_WHAT IS REQUIRED:_ For the copy, please give all of the data again exactly and leave the pictures out.

_Stored data entries:_
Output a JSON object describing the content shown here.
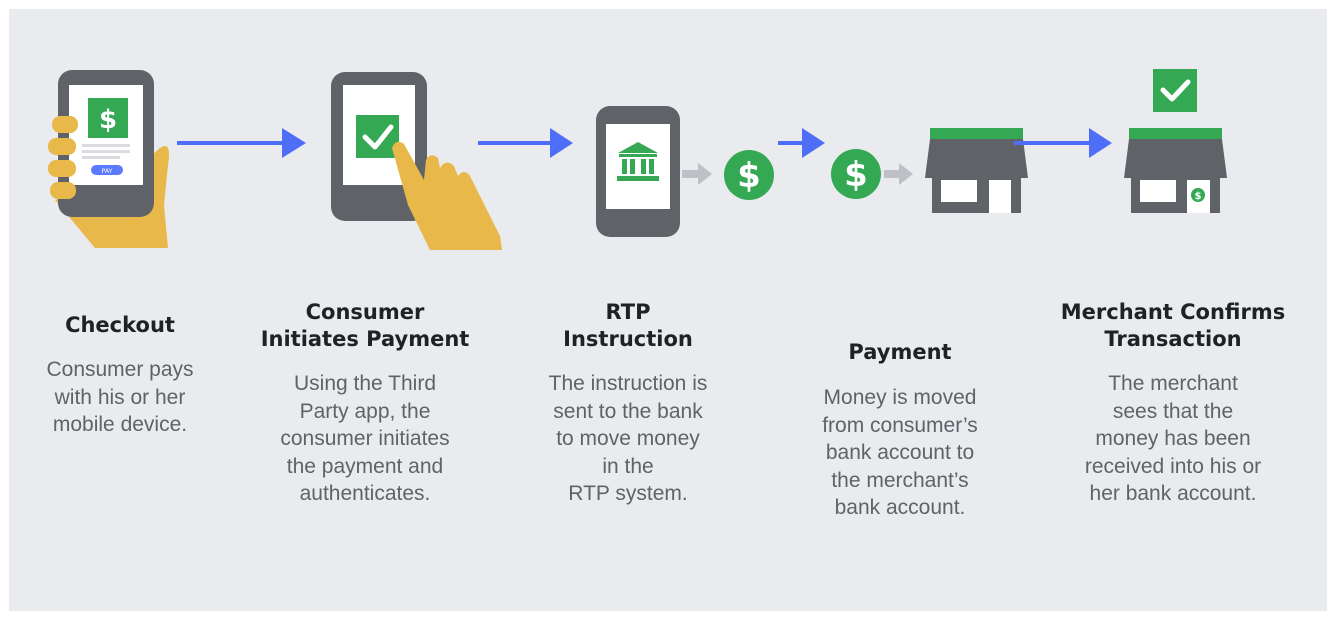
{
  "colors": {
    "background": "#e9ebee",
    "phone": "#5f6368",
    "green": "#34a853",
    "arrow_blue": "#4f6ef7",
    "arrow_grey": "#bdc1c6",
    "hand": "#e8b84a",
    "pay_button": "#5b7bff",
    "title_text": "#202124",
    "body_text": "#5f6368"
  },
  "icons": {
    "checkout": "phone-in-hand-dollar-icon",
    "initiate": "phone-tap-check-icon",
    "rtp": "phone-bank-icon",
    "payment": "dollar-coin-to-store-icon",
    "confirm": "store-check-dollar-icon"
  },
  "pay_button_label": "PAY",
  "steps": [
    {
      "title": "Checkout",
      "description": "Consumer pays\nwith his or her\nmobile device."
    },
    {
      "title": "Consumer\nInitiates Payment",
      "description": "Using the Third\nParty app, the\nconsumer initiates\nthe payment and\nauthenticates."
    },
    {
      "title": "RTP\nInstruction",
      "description": "The instruction is\nsent to the bank\nto move money\nin the\nRTP system."
    },
    {
      "title": "Payment",
      "description": "Money is moved\nfrom consumer’s\nbank account to\nthe merchant’s\nbank account."
    },
    {
      "title": "Merchant Confirms\nTransaction",
      "description": "The merchant\nsees that the\nmoney has been\nreceived into his or\nher bank account."
    }
  ]
}
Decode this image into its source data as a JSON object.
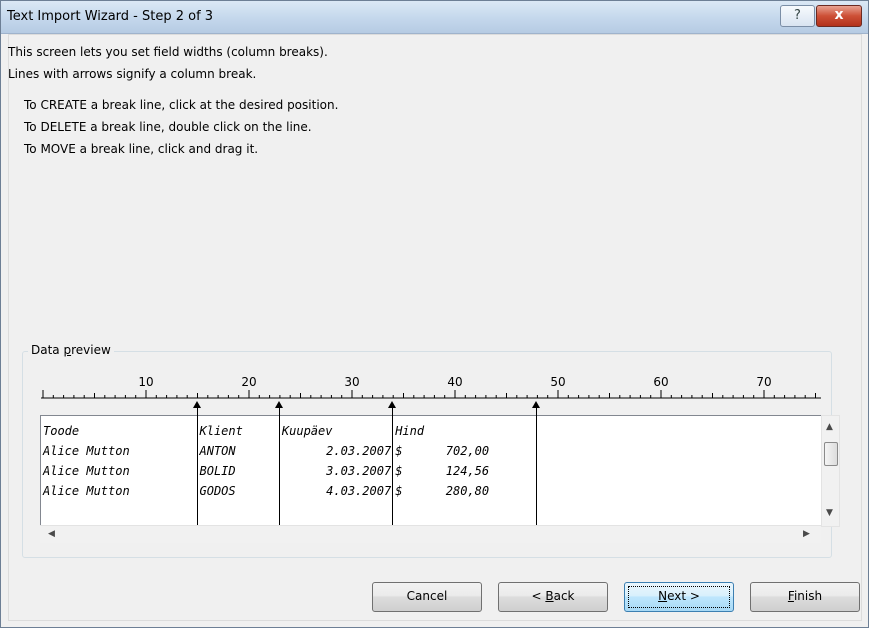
{
  "window": {
    "title": "Text Import Wizard - Step 2 of 3",
    "help_glyph": "?",
    "close_glyph": "x"
  },
  "intro": {
    "line1": "This screen lets you set field widths (column breaks).",
    "line2": "Lines with arrows signify a column break."
  },
  "instructions": [
    "To CREATE a break line, click at the desired position.",
    "To DELETE a break line, double click on the line.",
    "To MOVE a break line, click and drag it."
  ],
  "data_preview": {
    "legend_pre": "Data ",
    "legend_underlined": "p",
    "legend_post": "review",
    "ruler_ticks": [
      "10",
      "20",
      "30",
      "40",
      "50",
      "60",
      "70"
    ],
    "break_positions": [
      15,
      23,
      34,
      48
    ],
    "rows": [
      [
        "Toode",
        "Klient",
        "Kuupäev",
        "Hind"
      ],
      [
        "Alice Mutton",
        "ANTON",
        "2.03.2007",
        "$      702,00"
      ],
      [
        "Alice Mutton",
        "BOLID",
        "3.03.2007",
        "$      124,56"
      ],
      [
        "Alice Mutton",
        "GODOS",
        "4.03.2007",
        "$      280,80"
      ]
    ]
  },
  "buttons": {
    "cancel": "Cancel",
    "back_pre": "< ",
    "back_underlined": "B",
    "back_post": "ack",
    "next_underlined": "N",
    "next_post": "ext >",
    "finish_underlined": "F",
    "finish_post": "inish"
  }
}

_EXPECTED ANSWER:_
Output a JSON object describing the content shown here.
{
  "colors": {
    "background": "#e9ebee",
    "phone": "#5f6368",
    "green": "#34a853",
    "arrow_blue": "#4f6ef7",
    "arrow_grey": "#bdc1c6",
    "hand": "#e8b84a",
    "pay_button": "#5b7bff",
    "title_text": "#202124",
    "body_text": "#5f6368"
  },
  "icons": {
    "checkout": "phone-in-hand-dollar-icon",
    "initiate": "phone-tap-check-icon",
    "rtp": "phone-bank-icon",
    "payment": "dollar-coin-to-store-icon",
    "confirm": "store-check-dollar-icon"
  },
  "pay_button_label": "PAY",
  "steps": [
    {
      "title": "Checkout",
      "description": "Consumer pays\nwith his or her\nmobile device."
    },
    {
      "title": "Consumer\nInitiates Payment",
      "description": "Using the Third\nParty app, the\nconsumer initiates\nthe payment and\nauthenticates."
    },
    {
      "title": "RTP\nInstruction",
      "description": "The instruction is\nsent to the bank\nto move money\nin the\nRTP system."
    },
    {
      "title": "Payment",
      "description": "Money is moved\nfrom consumer’s\nbank account to\nthe merchant’s\nbank account."
    },
    {
      "title": "Merchant Confirms\nTransaction",
      "description": "The merchant\nsees that the\nmoney has been\nreceived into his or\nher bank account."
    }
  ]
}
Decode this image into its source data as a JSON object.
{
  "window": {
    "title": "Text Import Wizard - Step 2 of 3",
    "help_glyph": "?",
    "close_glyph": "x"
  },
  "intro": {
    "line1": "This screen lets you set field widths (column breaks).",
    "line2": "Lines with arrows signify a column break."
  },
  "instructions": [
    "To CREATE a break line, click at the desired position.",
    "To DELETE a break line, double click on the line.",
    "To MOVE a break line, click and drag it."
  ],
  "data_preview": {
    "legend_pre": "Data ",
    "legend_underlined": "p",
    "legend_post": "review",
    "ruler_ticks": [
      "10",
      "20",
      "30",
      "40",
      "50",
      "60",
      "70"
    ],
    "break_positions": [
      15,
      23,
      34,
      48
    ],
    "rows": [
      [
        "Toode",
        "Klient",
        "Kuupäev",
        "Hind"
      ],
      [
        "Alice Mutton",
        "ANTON",
        "2.03.2007",
        "$      702,00"
      ],
      [
        "Alice Mutton",
        "BOLID",
        "3.03.2007",
        "$      124,56"
      ],
      [
        "Alice Mutton",
        "GODOS",
        "4.03.2007",
        "$      280,80"
      ]
    ]
  },
  "buttons": {
    "cancel": "Cancel",
    "back_pre": "< ",
    "back_underlined": "B",
    "back_post": "ack",
    "next_underlined": "N",
    "next_post": "ext >",
    "finish_underlined": "F",
    "finish_post": "inish"
  }
}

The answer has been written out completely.